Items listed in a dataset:
-- begin --

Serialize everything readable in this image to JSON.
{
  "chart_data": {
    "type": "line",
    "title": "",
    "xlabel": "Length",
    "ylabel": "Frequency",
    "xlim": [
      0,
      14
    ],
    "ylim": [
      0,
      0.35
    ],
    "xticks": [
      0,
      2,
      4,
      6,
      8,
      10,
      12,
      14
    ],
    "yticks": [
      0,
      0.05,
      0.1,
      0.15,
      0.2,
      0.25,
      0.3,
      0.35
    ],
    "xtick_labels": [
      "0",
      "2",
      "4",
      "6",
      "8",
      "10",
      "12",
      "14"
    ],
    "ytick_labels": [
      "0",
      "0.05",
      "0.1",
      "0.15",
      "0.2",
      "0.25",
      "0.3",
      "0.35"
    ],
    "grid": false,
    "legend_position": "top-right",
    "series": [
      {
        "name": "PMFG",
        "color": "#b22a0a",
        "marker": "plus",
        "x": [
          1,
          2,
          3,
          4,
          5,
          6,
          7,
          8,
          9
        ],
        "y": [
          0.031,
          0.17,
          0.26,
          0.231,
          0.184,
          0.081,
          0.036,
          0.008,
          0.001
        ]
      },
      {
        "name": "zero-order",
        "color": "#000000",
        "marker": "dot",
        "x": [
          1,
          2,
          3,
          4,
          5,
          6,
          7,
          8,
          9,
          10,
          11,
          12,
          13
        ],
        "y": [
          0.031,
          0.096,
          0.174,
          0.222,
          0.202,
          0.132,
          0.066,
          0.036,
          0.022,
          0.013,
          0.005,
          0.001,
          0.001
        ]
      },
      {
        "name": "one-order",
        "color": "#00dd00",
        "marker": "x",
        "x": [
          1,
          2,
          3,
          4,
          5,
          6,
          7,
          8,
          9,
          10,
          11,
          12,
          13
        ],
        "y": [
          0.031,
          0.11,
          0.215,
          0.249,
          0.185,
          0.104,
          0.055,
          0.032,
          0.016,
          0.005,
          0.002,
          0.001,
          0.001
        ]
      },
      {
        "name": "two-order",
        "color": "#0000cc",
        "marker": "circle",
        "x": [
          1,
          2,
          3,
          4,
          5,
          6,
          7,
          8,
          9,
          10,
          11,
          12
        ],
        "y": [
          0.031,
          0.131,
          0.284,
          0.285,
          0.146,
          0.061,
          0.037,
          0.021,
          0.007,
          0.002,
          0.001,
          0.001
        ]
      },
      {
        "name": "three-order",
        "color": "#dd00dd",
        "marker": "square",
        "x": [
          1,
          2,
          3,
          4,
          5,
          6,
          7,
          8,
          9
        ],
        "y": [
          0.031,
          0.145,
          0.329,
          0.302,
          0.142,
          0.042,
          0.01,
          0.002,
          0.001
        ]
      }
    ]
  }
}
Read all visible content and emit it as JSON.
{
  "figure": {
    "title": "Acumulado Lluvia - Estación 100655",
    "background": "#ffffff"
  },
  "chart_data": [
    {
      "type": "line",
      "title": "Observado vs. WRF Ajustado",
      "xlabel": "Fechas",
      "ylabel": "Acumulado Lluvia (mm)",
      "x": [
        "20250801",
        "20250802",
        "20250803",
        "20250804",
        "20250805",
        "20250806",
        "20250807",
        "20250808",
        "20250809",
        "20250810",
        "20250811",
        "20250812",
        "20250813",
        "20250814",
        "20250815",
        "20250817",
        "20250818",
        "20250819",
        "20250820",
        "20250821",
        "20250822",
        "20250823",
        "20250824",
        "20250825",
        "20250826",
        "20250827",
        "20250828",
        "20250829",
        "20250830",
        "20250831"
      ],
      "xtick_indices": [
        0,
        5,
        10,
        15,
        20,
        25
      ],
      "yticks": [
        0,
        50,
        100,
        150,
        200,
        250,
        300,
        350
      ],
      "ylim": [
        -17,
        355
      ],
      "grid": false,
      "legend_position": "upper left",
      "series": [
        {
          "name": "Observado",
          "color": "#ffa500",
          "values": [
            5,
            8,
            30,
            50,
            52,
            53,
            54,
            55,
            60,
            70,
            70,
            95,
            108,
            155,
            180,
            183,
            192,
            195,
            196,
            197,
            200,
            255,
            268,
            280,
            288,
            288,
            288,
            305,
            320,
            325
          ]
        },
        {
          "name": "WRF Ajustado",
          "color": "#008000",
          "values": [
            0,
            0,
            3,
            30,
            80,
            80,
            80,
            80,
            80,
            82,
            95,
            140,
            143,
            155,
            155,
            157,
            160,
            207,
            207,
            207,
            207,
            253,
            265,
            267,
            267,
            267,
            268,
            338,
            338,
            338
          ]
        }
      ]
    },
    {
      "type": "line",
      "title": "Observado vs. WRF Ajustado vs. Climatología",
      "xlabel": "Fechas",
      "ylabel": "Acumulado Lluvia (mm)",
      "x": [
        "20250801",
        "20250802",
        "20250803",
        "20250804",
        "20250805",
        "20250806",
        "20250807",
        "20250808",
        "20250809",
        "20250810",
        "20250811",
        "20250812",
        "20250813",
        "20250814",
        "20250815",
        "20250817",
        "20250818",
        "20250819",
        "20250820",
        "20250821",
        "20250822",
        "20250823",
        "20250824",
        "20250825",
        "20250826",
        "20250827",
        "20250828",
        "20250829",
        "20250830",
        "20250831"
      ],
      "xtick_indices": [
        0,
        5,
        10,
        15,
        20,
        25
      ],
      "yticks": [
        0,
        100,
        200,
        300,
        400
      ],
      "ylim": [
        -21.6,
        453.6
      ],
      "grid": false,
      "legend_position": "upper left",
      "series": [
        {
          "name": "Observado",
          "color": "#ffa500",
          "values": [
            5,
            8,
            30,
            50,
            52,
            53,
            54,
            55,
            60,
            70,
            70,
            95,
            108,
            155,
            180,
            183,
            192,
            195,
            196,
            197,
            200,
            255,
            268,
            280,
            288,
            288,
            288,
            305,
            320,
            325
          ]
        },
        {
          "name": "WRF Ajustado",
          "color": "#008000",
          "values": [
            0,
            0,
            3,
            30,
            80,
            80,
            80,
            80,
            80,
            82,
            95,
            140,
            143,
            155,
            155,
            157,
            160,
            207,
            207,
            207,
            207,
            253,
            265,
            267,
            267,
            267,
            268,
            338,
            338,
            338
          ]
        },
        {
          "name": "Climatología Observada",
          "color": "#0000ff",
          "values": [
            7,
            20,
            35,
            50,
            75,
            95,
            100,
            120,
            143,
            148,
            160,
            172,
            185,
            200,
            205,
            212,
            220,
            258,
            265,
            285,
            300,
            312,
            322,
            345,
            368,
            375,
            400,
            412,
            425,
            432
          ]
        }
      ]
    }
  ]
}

-- end --

> Task instructions: Go through the listing above and list every line that has the word "Ajustado".

> Response to the task:
      "title": "Observado vs. WRF Ajustado",
          "name": "WRF Ajustado",
      "title": "Observado vs. WRF Ajustado vs. Climatología",
          "name": "WRF Ajustado",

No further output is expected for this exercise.